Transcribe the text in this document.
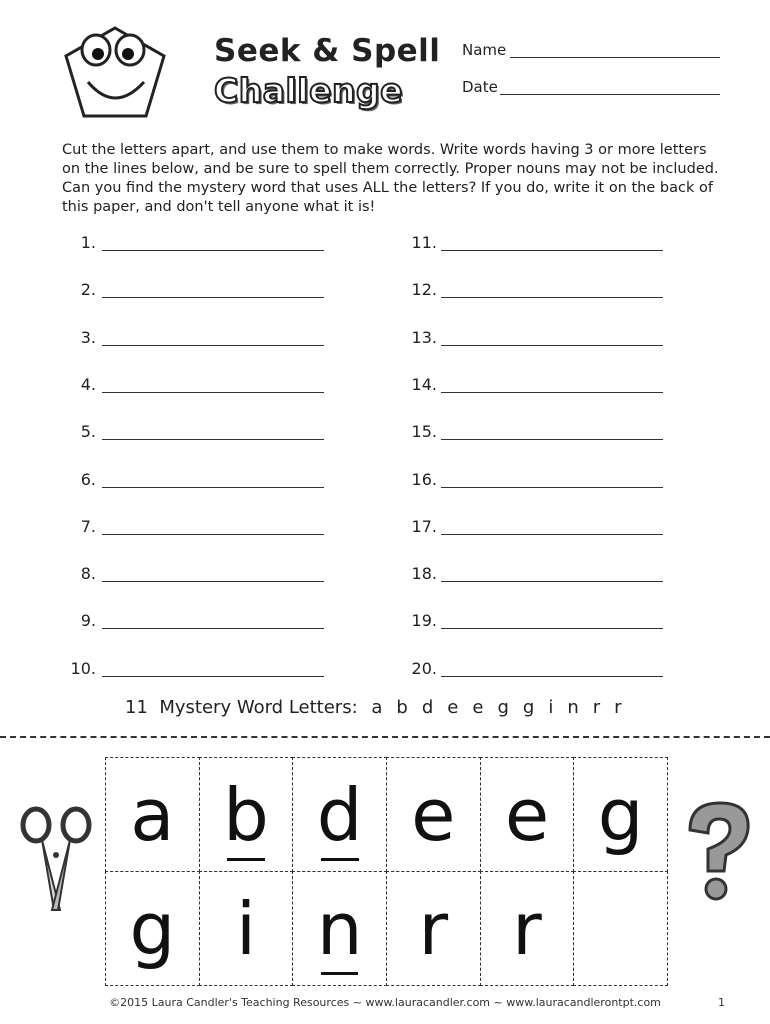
Seek & Spell
Challenge
Name
Date
Cut the letters apart, and use them to make words. Write words having 3 or more letters on the lines below, and be sure to spell them correctly. Proper nouns may not be included. Can you find the mystery word that uses ALL the letters? If you do, write it on the back of this paper, and don't tell anyone what it is!
1.
2.
3.
4.
5.
6.
7.
8.
9.
10.
11.
12.
13.
14.
15.
16.
17.
18.
19.
20.
11 Mystery Word Letters: a b d e e g g i n r r
a b d e e g
g i n r r
©2015 Laura Candler's Teaching Resources ~ www.lauracandler.com ~ www.lauracandlerontpt.com	1
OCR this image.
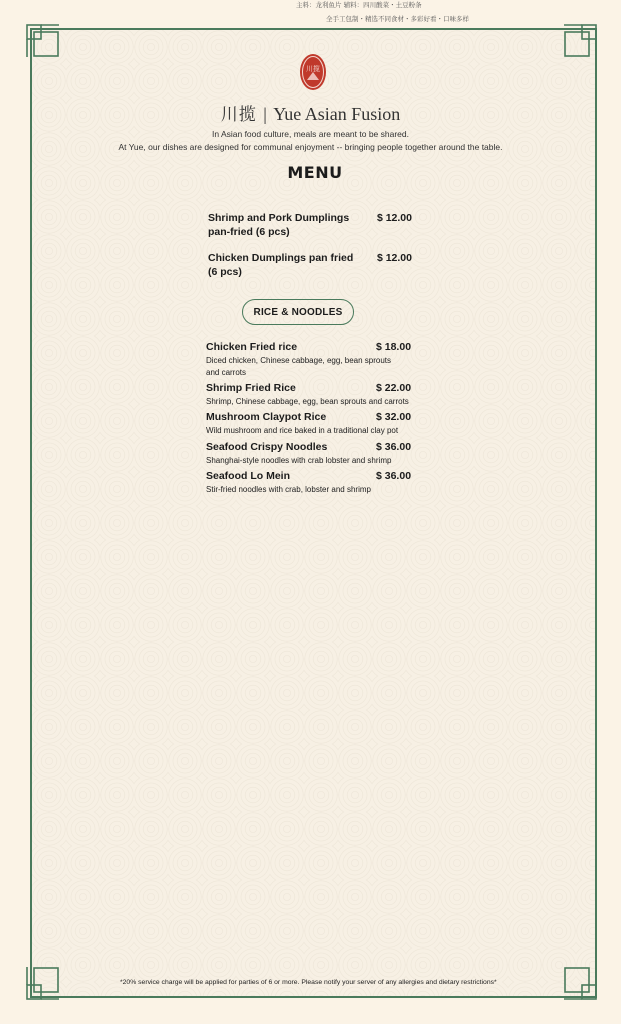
主料：龙利鱼片 辅料：四川酸菜・土豆粉条
全手工包制・精选不同食材・多彩好看・口味多样
川揽
川揽 | Yue Asian Fusion
In Asian food culture, meals are meant to be shared.
At Yue, our dishes are designed for communal enjoyment -- bringing people together around the table.
MENU
Shrimp and Pork Dumplings pan-fried (6 pcs)
$ 12.00
Chicken Dumplings pan fried (6 pcs)
$ 12.00
RICE & NOODLES
Chicken Fried rice	$ 18.00
Diced chicken, Chinese cabbage, egg, bean sprouts and carrots
Shrimp Fried Rice	$ 22.00
Shrimp, Chinese cabbage, egg, bean sprouts and carrots
Mushroom Claypot Rice	$ 32.00
Wild mushroom and rice baked in a traditional clay pot
Seafood Crispy Noodles	$ 36.00
Shanghai-style noodles with crab lobster and shrimp
Seafood Lo Mein	$ 36.00
Stir-fried noodles with crab, lobster and shrimp
*20% service charge will be applied for parties of 6 or more. Please notify your server of any allergies and dietary restrictions*
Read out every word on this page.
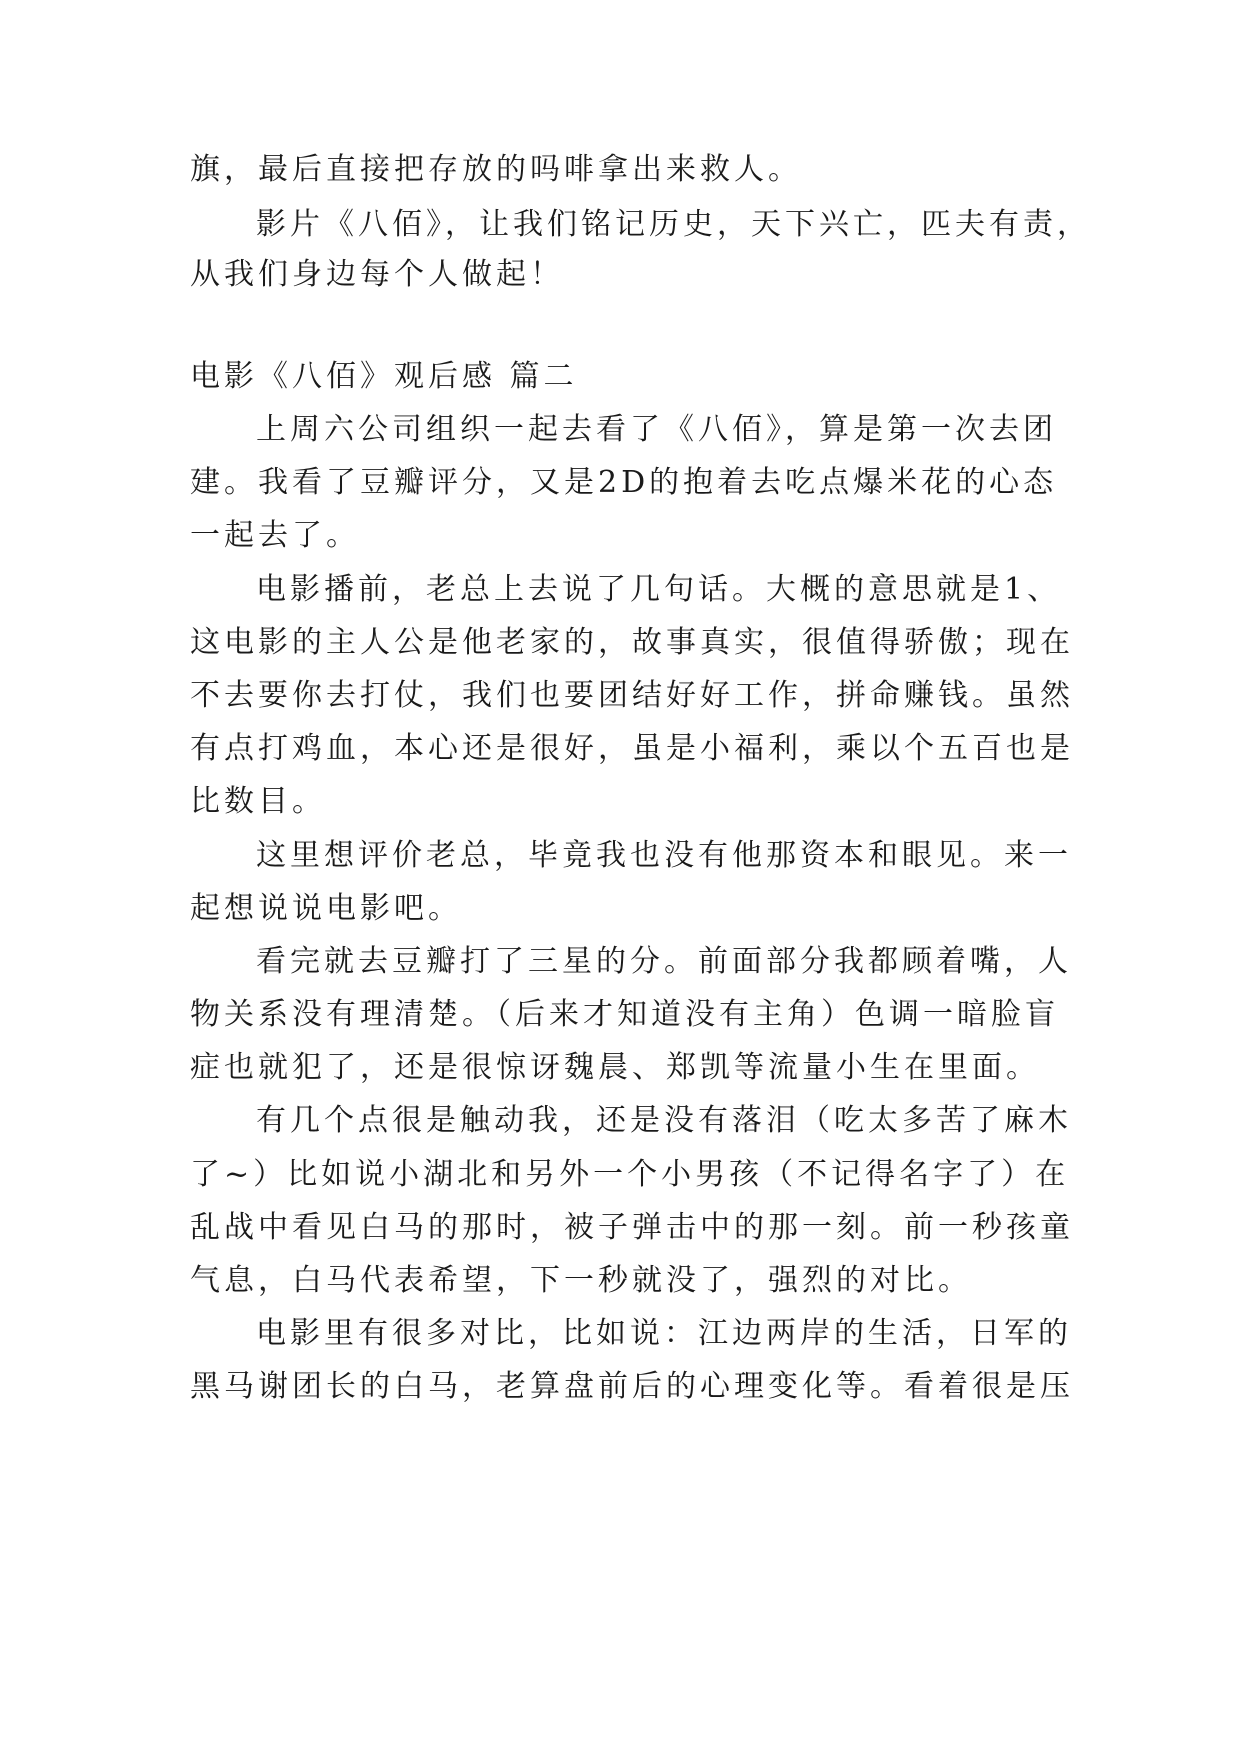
旗，最后直接把存放的吗啡拿出来救人。
影片《八佰》，让我们铭记历史，天下兴亡，匹夫有责，
从我们身边每个人做起！
电影《八佰》观后感 篇二
上周六公司组织一起去看了《八佰》，算是第一次去团
建。我看了豆瓣评分，又是2D的抱着去吃点爆米花的心态
一起去了。
电影播前，老总上去说了几句话。大概的意思就是1、
这电影的主人公是他老家的，故事真实，很值得骄傲；现在
不去要你去打仗，我们也要团结好好工作，拼命赚钱。虽然
有点打鸡血，本心还是很好，虽是小福利，乘以个五百也是
比数目。
这里想评价老总，毕竟我也没有他那资本和眼见。来一
起想说说电影吧。
看完就去豆瓣打了三星的分。前面部分我都顾着嘴，人
物关系没有理清楚。（后来才知道没有主角）色调一暗脸盲
症也就犯了，还是很惊讶魏晨、郑凯等流量小生在里面。
有几个点很是触动我，还是没有落泪（吃太多苦了麻木
了~）比如说小湖北和另外一个小男孩（不记得名字了）在
乱战中看见白马的那时，被子弹击中的那一刻。前一秒孩童
气息，白马代表希望，下一秒就没了，强烈的对比。
电影里有很多对比，比如说：江边两岸的生活，日军的
黑马谢团长的白马，老算盘前后的心理变化等。看着很是压
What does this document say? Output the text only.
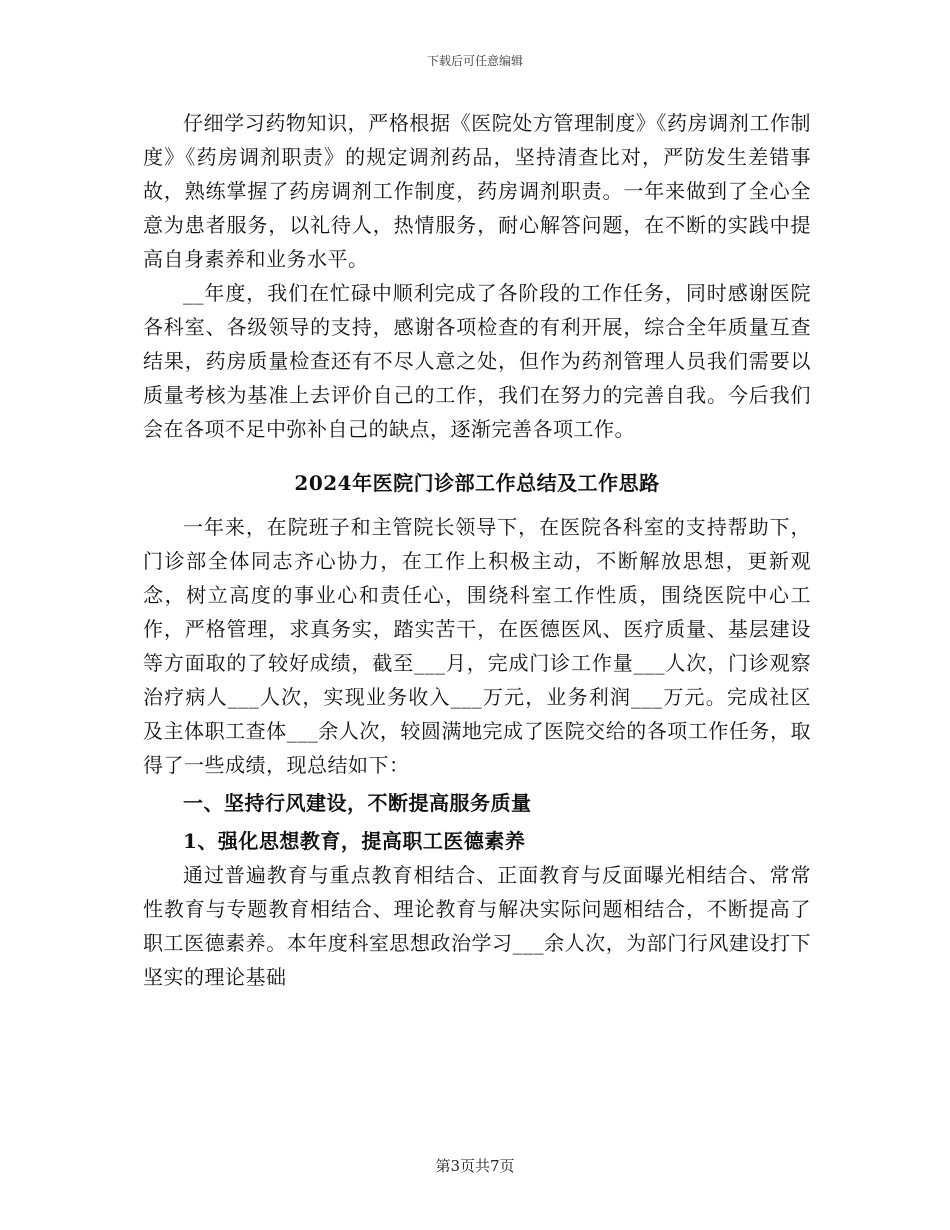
下载后可任意编辑

仔细学习药物知识，严格根据《医院处方管理制度》《药房调剂工作制度》《药房调剂职责》的规定调剂药品，坚持清查比对，严防发生差错事故，熟练掌握了药房调剂工作制度，药房调剂职责。一年来做到了全心全意为患者服务，以礼待人，热情服务，耐心解答问题，在不断的实践中提高自身素养和业务水平。

__年度，我们在忙碌中顺利完成了各阶段的工作任务，同时感谢医院各科室、各级领导的支持，感谢各项检查的有利开展，综合全年质量互查结果，药房质量检查还有不尽人意之处，但作为药剂管理人员我们需要以质量考核为基准上去评价自己的工作，我们在努力的完善自我。今后我们会在各项不足中弥补自己的缺点，逐渐完善各项工作。

2024年医院门诊部工作总结及工作思路

一年来，在院班子和主管院长领导下，在医院各科室的支持帮助下，门诊部全体同志齐心协力，在工作上积极主动，不断解放思想，更新观念，树立高度的事业心和责任心，围绕科室工作性质，围绕医院中心工作，严格管理，求真务实，踏实苦干，在医德医风、医疗质量、基层建设等方面取的了较好成绩，截至___月，完成门诊工作量___人次，门诊观察治疗病人___人次，实现业务收入___万元，业务利润___万元。完成社区及主体职工查体___余人次，较圆满地完成了医院交给的各项工作任务，取得了一些成绩，现总结如下：

一、坚持行风建设，不断提高服务质量
1、强化思想教育，提高职工医德素养

通过普遍教育与重点教育相结合、正面教育与反面曝光相结合、常常性教育与专题教育相结合、理论教育与解决实际问题相结合，不断提高了职工医德素养。本年度科室思想政治学习___余人次，为部门行风建设打下坚实的理论基础

第3页共7页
.....
Working from the material above, transcribe it exactly while omitting pictures.

Transcribe the text in this document.
Seek & Spell
Challenge
Name
Date
Cut the letters apart, and use them to make words. Write words having 3 or more letters on the lines below, and be sure to spell them correctly. Proper nouns may not be included. Can you find the mystery word that uses ALL the letters? If you do, write it on the back of this paper, and don't tell anyone what it is!
1.
2.
3.
4.
5.
6.
7.
8.
9.
10.
11.
12.
13.
14.
15.
16.
17.
18.
19.
20.
11 Mystery Word Letters: a b d e e g g i n r r
a b d e e g
g i n r r
©2015 Laura Candler's Teaching Resources ~ www.lauracandler.com ~ www.lauracandlerontpt.com	1
OCR this image.
主料：龙利鱼片 辅料：四川酸菜・土豆粉条
全手工包制・精选不同食材・多彩好看・口味多样
川揽
川揽 | Yue Asian Fusion
In Asian food culture, meals are meant to be shared.
At Yue, our dishes are designed for communal enjoyment -- bringing people together around the table.
MENU
Shrimp and Pork Dumplings pan-fried (6 pcs)
$ 12.00
Chicken Dumplings pan fried (6 pcs)
$ 12.00
RICE & NOODLES
Chicken Fried rice	$ 18.00
Diced chicken, Chinese cabbage, egg, bean sprouts and carrots
Shrimp Fried Rice	$ 22.00
Shrimp, Chinese cabbage, egg, bean sprouts and carrots
Mushroom Claypot Rice	$ 32.00
Wild mushroom and rice baked in a traditional clay pot
Seafood Crispy Noodles	$ 36.00
Shanghai-style noodles with crab lobster and shrimp
Seafood Lo Mein	$ 36.00
Stir-fried noodles with crab, lobster and shrimp
*20% service charge will be applied for parties of 6 or more. Please notify your server of any allergies and dietary restrictions*
Read out every word on this page.
旗，最后直接把存放的吗啡拿出来救人。
影片《八佰》，让我们铭记历史，天下兴亡，匹夫有责，
从我们身边每个人做起！
电影《八佰》观后感 篇二
上周六公司组织一起去看了《八佰》，算是第一次去团
建。我看了豆瓣评分，又是2D的抱着去吃点爆米花的心态
一起去了。
电影播前，老总上去说了几句话。大概的意思就是1、
这电影的主人公是他老家的，故事真实，很值得骄傲；现在
不去要你去打仗，我们也要团结好好工作，拼命赚钱。虽然
有点打鸡血，本心还是很好，虽是小福利，乘以个五百也是
比数目。
这里想评价老总，毕竟我也没有他那资本和眼见。来一
起想说说电影吧。
看完就去豆瓣打了三星的分。前面部分我都顾着嘴，人
物关系没有理清楚。（后来才知道没有主角）色调一暗脸盲
症也就犯了，还是很惊讶魏晨、郑凯等流量小生在里面。
有几个点很是触动我，还是没有落泪（吃太多苦了麻木
了~）比如说小湖北和另外一个小男孩（不记得名字了）在
乱战中看见白马的那时，被子弹击中的那一刻。前一秒孩童
气息，白马代表希望，下一秒就没了，强烈的对比。
电影里有很多对比，比如说：江边两岸的生活，日军的
黑马谢团长的白马，老算盘前后的心理变化等。看着很是压
What does this document say? Output the text only.
下载后可任意编辑

仔细学习药物知识，严格根据《医院处方管理制度》《药房调剂工作制度》《药房调剂职责》的规定调剂药品，坚持清查比对，严防发生差错事故，熟练掌握了药房调剂工作制度，药房调剂职责。一年来做到了全心全意为患者服务，以礼待人，热情服务，耐心解答问题，在不断的实践中提高自身素养和业务水平。

__年度，我们在忙碌中顺利完成了各阶段的工作任务，同时感谢医院各科室、各级领导的支持，感谢各项检查的有利开展，综合全年质量互查结果，药房质量检查还有不尽人意之处，但作为药剂管理人员我们需要以质量考核为基准上去评价自己的工作，我们在努力的完善自我。今后我们会在各项不足中弥补自己的缺点，逐渐完善各项工作。

2024年医院门诊部工作总结及工作思路

一年来，在院班子和主管院长领导下，在医院各科室的支持帮助下，门诊部全体同志齐心协力，在工作上积极主动，不断解放思想，更新观念，树立高度的事业心和责任心，围绕科室工作性质，围绕医院中心工作，严格管理，求真务实，踏实苦干，在医德医风、医疗质量、基层建设等方面取的了较好成绩，截至___月，完成门诊工作量___人次，门诊观察治疗病人___人次，实现业务收入___万元，业务利润___万元。完成社区及主体职工查体___余人次，较圆满地完成了医院交给的各项工作任务，取得了一些成绩，现总结如下：

一、坚持行风建设，不断提高服务质量
1、强化思想教育，提高职工医德素养

通过普遍教育与重点教育相结合、正面教育与反面曝光相结合、常常性教育与专题教育相结合、理论教育与解决实际问题相结合，不断提高了职工医德素养。本年度科室思想政治学习___余人次，为部门行风建设打下坚实的理论基础

第3页共7页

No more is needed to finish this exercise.